| Problem description |
Put the part of the records that opens with the line containing "Itemize the components" and closes with the line containing "week-label-3: 3 (3) [91,106,127,125]" into a JSON list of strings, one string per line, with blank lines skipped and the pictures left out.

| Task inputs |
start

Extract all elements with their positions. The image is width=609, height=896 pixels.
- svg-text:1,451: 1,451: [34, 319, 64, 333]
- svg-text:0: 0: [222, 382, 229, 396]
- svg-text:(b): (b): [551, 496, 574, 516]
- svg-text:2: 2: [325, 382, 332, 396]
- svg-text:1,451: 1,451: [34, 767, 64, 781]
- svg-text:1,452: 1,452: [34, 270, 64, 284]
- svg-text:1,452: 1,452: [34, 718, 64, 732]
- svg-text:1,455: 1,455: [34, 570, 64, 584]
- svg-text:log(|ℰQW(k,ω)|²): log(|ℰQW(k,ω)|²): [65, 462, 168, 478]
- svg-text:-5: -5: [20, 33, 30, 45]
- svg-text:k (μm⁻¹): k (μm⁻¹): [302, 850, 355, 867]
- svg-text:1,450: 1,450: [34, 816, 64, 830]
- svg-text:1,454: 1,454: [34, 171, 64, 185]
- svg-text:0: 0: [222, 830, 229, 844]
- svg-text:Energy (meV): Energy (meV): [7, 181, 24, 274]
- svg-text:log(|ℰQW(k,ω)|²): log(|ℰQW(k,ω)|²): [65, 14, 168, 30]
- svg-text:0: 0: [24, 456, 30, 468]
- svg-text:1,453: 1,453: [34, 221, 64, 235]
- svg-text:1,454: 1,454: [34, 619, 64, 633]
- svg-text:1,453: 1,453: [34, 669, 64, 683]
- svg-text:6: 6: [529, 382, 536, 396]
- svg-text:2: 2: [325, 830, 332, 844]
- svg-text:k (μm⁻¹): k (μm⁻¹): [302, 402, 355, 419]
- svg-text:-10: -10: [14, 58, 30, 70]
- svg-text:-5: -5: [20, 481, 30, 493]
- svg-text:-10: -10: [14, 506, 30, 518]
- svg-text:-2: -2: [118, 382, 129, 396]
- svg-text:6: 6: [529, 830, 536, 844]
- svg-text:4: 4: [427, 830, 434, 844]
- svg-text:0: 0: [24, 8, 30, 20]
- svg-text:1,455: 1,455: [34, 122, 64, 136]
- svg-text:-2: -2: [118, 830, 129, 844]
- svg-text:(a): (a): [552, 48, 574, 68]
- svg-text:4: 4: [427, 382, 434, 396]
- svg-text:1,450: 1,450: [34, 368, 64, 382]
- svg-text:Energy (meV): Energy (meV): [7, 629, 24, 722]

end
start

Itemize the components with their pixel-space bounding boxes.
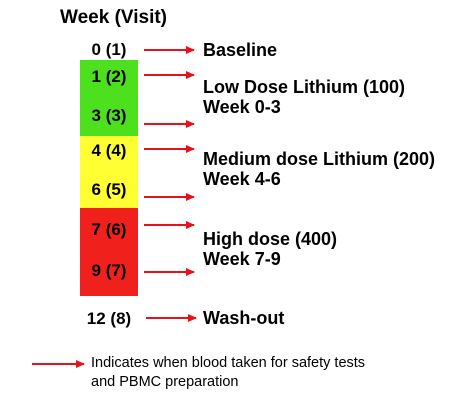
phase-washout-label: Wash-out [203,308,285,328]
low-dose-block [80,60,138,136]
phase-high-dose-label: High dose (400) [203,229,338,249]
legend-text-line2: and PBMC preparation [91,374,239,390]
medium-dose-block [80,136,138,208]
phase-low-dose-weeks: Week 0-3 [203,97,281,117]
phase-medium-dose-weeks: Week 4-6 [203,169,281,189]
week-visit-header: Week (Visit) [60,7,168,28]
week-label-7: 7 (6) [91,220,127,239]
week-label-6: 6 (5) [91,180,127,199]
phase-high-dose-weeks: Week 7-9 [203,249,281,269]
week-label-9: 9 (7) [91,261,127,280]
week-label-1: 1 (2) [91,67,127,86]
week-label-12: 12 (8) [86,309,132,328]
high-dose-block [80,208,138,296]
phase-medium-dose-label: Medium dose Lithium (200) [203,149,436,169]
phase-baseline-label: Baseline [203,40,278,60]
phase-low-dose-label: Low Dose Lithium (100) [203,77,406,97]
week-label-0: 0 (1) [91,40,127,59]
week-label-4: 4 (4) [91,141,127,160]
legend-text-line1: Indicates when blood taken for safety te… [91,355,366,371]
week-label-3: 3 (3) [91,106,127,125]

end
start

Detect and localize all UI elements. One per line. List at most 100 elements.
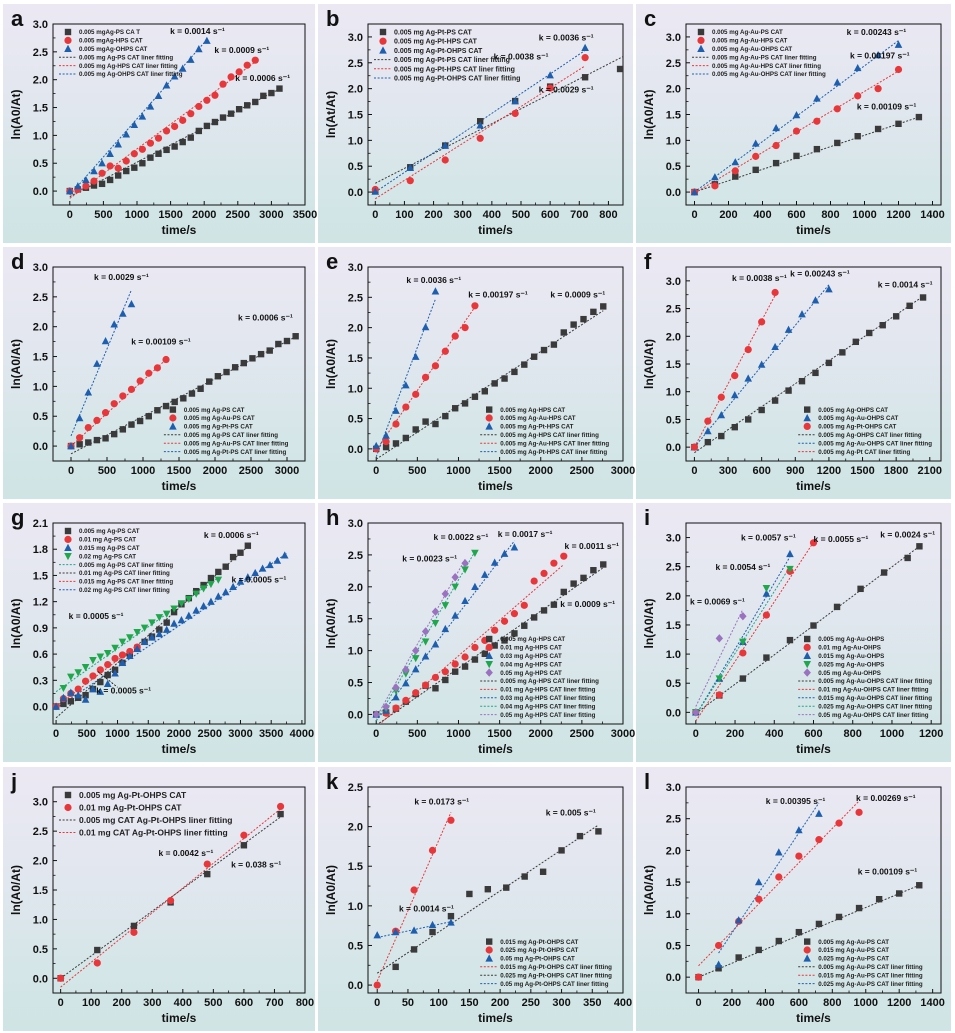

end

| Reply to the task |
[
  "Itemize the components with their pixel-space bounding boxes.",
  "phase-washout-label: Wash-out [203,308,285,328]",
  "low-dose-block [80,60,138,136]",
  "phase-high-dose-label: High dose (400) [203,229,338,249]",
  "legend-text-line2: and PBMC preparation [91,374,239,390]",
  "medium-dose-block [80,136,138,208]",
  "phase-low-dose-weeks: Week 0-3 [203,97,281,117]",
  "phase-medium-dose-weeks: Week 4-6 [203,169,281,189]",
  "week-visit-header: Week (Visit) [60,7,168,28]",
  "week-label-7: 7 (6) [91,220,127,239]",
  "week-label-6: 6 (5) [91,180,127,199]",
  "phase-high-dose-weeks: Week 7-9 [203,249,281,269]",
  "week-label-9: 9 (7) [91,261,127,280]",
  "week-label-1: 1 (2) [91,67,127,86]",
  "week-label-12: 12 (8) [86,309,132,328]",
  "high-dose-block [80,208,138,296]",
  "phase-medium-dose-label: Medium dose Lithium (200) [203,149,436,169]",
  "phase-baseline-label: Baseline [203,40,278,60]",
  "phase-low-dose-label: Low Dose Lithium (100) [203,77,406,97]",
  "week-label-0: 0 (1) [91,40,127,59]",
  "week-label-4: 4 (4) [91,141,127,160]",
  "legend-text-line1: Indicates when blood taken for safety te… [91,355,366,371]",
  "week-label-3: 3 (3) [91,106,127,125]"
]